Dataset listings of figures:

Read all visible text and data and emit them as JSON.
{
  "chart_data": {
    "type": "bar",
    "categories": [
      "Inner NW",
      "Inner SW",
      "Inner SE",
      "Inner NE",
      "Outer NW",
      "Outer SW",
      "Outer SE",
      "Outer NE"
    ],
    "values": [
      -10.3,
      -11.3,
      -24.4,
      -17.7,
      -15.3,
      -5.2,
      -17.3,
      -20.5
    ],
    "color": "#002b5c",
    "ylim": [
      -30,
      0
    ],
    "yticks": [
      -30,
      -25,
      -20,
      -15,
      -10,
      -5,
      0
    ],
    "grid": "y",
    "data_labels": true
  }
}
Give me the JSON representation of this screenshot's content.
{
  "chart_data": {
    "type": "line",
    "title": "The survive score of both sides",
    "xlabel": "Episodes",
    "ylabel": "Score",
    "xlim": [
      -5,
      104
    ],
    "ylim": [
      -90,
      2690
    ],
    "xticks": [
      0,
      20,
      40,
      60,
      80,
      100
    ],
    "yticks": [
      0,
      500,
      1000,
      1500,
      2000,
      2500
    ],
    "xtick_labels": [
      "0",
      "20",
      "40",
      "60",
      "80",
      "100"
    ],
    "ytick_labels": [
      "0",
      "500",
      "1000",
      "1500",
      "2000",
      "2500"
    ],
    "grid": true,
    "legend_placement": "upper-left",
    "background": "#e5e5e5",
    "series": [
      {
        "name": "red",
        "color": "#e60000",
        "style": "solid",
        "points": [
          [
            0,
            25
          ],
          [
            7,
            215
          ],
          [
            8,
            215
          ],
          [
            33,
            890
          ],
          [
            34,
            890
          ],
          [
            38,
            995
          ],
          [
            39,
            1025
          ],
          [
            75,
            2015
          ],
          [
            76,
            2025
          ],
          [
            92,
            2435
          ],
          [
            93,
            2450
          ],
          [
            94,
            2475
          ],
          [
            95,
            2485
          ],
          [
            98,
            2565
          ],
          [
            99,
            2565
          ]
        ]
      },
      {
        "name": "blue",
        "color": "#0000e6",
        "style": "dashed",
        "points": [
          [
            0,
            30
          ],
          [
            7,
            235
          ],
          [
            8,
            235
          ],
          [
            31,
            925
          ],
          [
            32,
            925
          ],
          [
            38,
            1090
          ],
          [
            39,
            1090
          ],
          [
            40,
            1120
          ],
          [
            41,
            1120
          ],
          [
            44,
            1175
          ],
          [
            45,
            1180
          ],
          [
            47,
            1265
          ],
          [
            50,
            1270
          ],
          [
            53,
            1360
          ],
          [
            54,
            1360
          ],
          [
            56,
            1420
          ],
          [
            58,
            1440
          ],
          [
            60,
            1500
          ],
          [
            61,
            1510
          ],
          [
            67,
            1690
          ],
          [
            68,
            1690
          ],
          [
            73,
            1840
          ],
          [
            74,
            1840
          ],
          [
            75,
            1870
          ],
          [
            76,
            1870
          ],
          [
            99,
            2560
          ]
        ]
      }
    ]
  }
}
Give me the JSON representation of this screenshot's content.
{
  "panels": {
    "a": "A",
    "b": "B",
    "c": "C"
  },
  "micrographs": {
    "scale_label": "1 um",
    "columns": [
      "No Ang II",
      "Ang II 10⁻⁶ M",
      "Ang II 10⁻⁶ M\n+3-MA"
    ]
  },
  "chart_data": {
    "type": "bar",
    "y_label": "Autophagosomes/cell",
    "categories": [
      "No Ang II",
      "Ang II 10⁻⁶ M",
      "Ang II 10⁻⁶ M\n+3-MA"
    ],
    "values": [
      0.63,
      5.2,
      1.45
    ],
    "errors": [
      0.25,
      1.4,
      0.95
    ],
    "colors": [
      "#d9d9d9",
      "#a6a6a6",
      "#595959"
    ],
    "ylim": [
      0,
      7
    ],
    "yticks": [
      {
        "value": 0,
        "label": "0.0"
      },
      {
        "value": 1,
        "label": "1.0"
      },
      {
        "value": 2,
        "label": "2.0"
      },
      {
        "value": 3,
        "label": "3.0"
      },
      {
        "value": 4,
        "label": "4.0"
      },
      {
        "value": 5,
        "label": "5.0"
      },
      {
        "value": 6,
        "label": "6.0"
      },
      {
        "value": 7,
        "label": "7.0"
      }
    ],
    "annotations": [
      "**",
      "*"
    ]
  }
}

Challenge - Output all records verbatim.

Solution to the exercise -
Read all visible text and data and emit them as JSON.
{
  "chart_data": {
    "type": "bar",
    "categories": [
      "Inner NW",
      "Inner SW",
      "Inner SE",
      "Inner NE",
      "Outer NW",
      "Outer SW",
      "Outer SE",
      "Outer NE"
    ],
    "values": [
      -10.3,
      -11.3,
      -24.4,
      -17.7,
      -15.3,
      -5.2,
      -17.3,
      -20.5
    ],
    "color": "#002b5c",
    "ylim": [
      -30,
      0
    ],
    "yticks": [
      -30,
      -25,
      -20,
      -15,
      -10,
      -5,
      0
    ],
    "grid": "y",
    "data_labels": true
  }
}
Give me the JSON representation of this screenshot's content.
{
  "chart_data": {
    "type": "line",
    "title": "The survive score of both sides",
    "xlabel": "Episodes",
    "ylabel": "Score",
    "xlim": [
      -5,
      104
    ],
    "ylim": [
      -90,
      2690
    ],
    "xticks": [
      0,
      20,
      40,
      60,
      80,
      100
    ],
    "yticks": [
      0,
      500,
      1000,
      1500,
      2000,
      2500
    ],
    "xtick_labels": [
      "0",
      "20",
      "40",
      "60",
      "80",
      "100"
    ],
    "ytick_labels": [
      "0",
      "500",
      "1000",
      "1500",
      "2000",
      "2500"
    ],
    "grid": true,
    "legend_placement": "upper-left",
    "background": "#e5e5e5",
    "series": [
      {
        "name": "red",
        "color": "#e60000",
        "style": "solid",
        "points": [
          [
            0,
            25
          ],
          [
            7,
            215
          ],
          [
            8,
            215
          ],
          [
            33,
            890
          ],
          [
            34,
            890
          ],
          [
            38,
            995
          ],
          [
            39,
            1025
          ],
          [
            75,
            2015
          ],
          [
            76,
            2025
          ],
          [
            92,
            2435
          ],
          [
            93,
            2450
          ],
          [
            94,
            2475
          ],
          [
            95,
            2485
          ],
          [
            98,
            2565
          ],
          [
            99,
            2565
          ]
        ]
      },
      {
        "name": "blue",
        "color": "#0000e6",
        "style": "dashed",
        "points": [
          [
            0,
            30
          ],
          [
            7,
            235
          ],
          [
            8,
            235
          ],
          [
            31,
            925
          ],
          [
            32,
            925
          ],
          [
            38,
            1090
          ],
          [
            39,
            1090
          ],
          [
            40,
            1120
          ],
          [
            41,
            1120
          ],
          [
            44,
            1175
          ],
          [
            45,
            1180
          ],
          [
            47,
            1265
          ],
          [
            50,
            1270
          ],
          [
            53,
            1360
          ],
          [
            54,
            1360
          ],
          [
            56,
            1420
          ],
          [
            58,
            1440
          ],
          [
            60,
            1500
          ],
          [
            61,
            1510
          ],
          [
            67,
            1690
          ],
          [
            68,
            1690
          ],
          [
            73,
            1840
          ],
          [
            74,
            1840
          ],
          [
            75,
            1870
          ],
          [
            76,
            1870
          ],
          [
            99,
            2560
          ]
        ]
      }
    ]
  }
}
Give me the JSON representation of this screenshot's content.
{
  "panels": {
    "a": "A",
    "b": "B",
    "c": "C"
  },
  "micrographs": {
    "scale_label": "1 um",
    "columns": [
      "No Ang II",
      "Ang II 10⁻⁶ M",
      "Ang II 10⁻⁶ M\n+3-MA"
    ]
  },
  "chart_data": {
    "type": "bar",
    "y_label": "Autophagosomes/cell",
    "categories": [
      "No Ang II",
      "Ang II 10⁻⁶ M",
      "Ang II 10⁻⁶ M\n+3-MA"
    ],
    "values": [
      0.63,
      5.2,
      1.45
    ],
    "errors": [
      0.25,
      1.4,
      0.95
    ],
    "colors": [
      "#d9d9d9",
      "#a6a6a6",
      "#595959"
    ],
    "ylim": [
      0,
      7
    ],
    "yticks": [
      {
        "value": 0,
        "label": "0.0"
      },
      {
        "value": 1,
        "label": "1.0"
      },
      {
        "value": 2,
        "label": "2.0"
      },
      {
        "value": 3,
        "label": "3.0"
      },
      {
        "value": 4,
        "label": "4.0"
      },
      {
        "value": 5,
        "label": "5.0"
      },
      {
        "value": 6,
        "label": "6.0"
      },
      {
        "value": 7,
        "label": "7.0"
      }
    ],
    "annotations": [
      "**",
      "*"
    ]
  }
}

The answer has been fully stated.